What needs to be done = Reply with one number: the count of lines in the records below that hold "millones".

[START Extracted records]

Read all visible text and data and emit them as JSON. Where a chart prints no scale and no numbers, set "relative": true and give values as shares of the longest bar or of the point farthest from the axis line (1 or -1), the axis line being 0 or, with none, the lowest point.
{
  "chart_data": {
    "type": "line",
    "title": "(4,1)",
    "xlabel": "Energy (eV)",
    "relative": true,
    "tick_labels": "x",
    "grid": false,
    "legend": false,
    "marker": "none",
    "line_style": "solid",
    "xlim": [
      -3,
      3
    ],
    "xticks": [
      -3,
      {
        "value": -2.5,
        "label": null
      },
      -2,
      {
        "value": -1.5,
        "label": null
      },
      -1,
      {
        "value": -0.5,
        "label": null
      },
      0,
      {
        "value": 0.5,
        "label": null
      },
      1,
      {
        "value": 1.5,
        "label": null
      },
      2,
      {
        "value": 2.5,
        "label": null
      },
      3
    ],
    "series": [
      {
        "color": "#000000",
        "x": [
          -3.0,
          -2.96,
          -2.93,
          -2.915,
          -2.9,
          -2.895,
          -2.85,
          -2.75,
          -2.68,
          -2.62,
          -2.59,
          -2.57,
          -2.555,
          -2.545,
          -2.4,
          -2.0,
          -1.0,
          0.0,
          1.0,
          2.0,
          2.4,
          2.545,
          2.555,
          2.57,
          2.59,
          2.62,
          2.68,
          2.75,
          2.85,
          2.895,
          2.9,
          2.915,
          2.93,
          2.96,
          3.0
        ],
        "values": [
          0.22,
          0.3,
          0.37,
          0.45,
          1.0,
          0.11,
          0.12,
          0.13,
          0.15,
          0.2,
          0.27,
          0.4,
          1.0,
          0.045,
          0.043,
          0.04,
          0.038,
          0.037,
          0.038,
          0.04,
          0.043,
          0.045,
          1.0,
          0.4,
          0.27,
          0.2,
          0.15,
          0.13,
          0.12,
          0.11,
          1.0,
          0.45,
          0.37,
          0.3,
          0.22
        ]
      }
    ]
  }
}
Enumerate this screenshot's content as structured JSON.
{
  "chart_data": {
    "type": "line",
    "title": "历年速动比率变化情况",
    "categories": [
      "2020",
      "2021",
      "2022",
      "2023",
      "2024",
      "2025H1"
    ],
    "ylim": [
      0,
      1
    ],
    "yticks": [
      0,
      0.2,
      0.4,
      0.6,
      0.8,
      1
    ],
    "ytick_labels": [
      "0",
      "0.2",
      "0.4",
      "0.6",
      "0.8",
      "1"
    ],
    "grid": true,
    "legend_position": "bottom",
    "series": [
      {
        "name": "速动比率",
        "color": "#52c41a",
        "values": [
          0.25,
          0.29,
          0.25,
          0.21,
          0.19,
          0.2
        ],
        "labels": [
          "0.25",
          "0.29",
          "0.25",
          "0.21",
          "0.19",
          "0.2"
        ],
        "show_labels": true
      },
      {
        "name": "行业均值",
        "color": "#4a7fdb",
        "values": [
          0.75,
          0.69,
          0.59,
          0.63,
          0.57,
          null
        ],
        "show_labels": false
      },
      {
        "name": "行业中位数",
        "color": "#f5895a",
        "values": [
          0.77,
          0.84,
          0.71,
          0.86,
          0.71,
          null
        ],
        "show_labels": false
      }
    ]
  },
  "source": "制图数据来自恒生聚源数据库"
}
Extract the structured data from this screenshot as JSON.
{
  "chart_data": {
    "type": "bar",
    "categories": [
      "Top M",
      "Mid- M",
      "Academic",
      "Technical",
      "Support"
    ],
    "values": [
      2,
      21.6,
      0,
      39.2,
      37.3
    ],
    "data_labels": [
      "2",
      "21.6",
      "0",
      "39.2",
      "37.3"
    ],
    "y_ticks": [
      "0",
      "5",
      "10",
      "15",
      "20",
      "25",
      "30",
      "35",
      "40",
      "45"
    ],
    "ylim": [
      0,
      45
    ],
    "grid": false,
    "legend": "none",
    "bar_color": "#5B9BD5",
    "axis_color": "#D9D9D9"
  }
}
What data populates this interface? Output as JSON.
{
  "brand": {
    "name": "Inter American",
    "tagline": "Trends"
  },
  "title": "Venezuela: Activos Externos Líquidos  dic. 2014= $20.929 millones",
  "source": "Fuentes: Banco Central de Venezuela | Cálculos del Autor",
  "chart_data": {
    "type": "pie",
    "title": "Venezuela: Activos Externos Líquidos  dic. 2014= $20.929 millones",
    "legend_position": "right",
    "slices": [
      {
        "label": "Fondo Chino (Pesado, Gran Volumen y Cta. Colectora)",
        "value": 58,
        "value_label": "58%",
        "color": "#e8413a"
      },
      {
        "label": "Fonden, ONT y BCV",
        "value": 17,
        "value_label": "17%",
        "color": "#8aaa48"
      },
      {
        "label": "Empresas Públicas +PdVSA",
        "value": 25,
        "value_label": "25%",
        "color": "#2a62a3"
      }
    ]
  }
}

[END Extracted records]

The solution = 2